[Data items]
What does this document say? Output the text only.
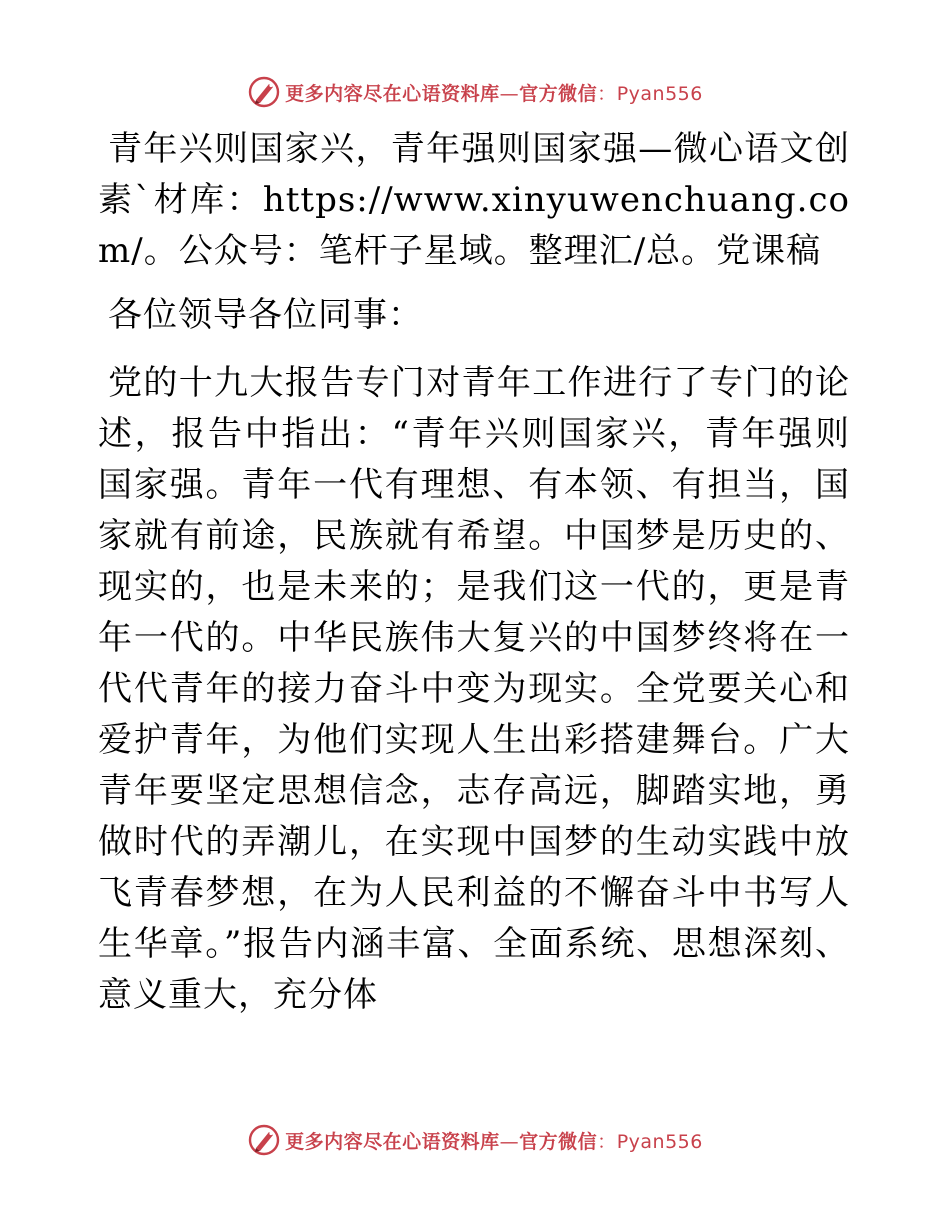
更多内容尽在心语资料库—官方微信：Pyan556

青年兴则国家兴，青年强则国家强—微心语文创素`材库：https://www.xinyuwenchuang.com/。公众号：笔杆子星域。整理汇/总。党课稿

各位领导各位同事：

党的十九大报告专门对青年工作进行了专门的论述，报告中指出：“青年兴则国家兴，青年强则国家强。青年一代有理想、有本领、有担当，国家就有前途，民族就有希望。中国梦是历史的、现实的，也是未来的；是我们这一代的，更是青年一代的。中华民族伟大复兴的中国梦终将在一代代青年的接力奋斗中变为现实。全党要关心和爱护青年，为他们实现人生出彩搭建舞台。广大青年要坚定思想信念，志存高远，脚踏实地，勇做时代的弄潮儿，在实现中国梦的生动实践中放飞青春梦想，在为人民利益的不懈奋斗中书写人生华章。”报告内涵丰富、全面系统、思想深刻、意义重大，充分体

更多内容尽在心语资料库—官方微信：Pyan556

**What is needed:**
Look through the records and gather each line with the word "青年强则国家强".

**Exercise output:**
青年兴则国家兴，青年强则国家强—微心语文创素`材库：https://www.xinyuwenchuang.com/。公众号：笔杆子星域。整理汇/总。党课稿
党的十九大报告专门对青年工作进行了专门的论述，报告中指出：“青年兴则国家兴，青年强则国家强。青年一代有理想、有本领、有担当，国家就有前途，民族就有希望。中国梦是历史的、现实的，也是未来的；是我们这一代的，更是青年一代的。中华民族伟大复兴的中国梦终将在一代代青年的接力奋斗中变为现实。全党要关心和爱护青年，为他们实现人生出彩搭建舞台。广大青年要坚定思想信念，志存高远，脚踏实地，勇做时代的弄潮儿，在实现中国梦的生动实践中放飞青春梦想，在为人民利益的不懈奋斗中书写人生华章。”报告内涵丰富、全面系统、思想深刻、意义重大，充分体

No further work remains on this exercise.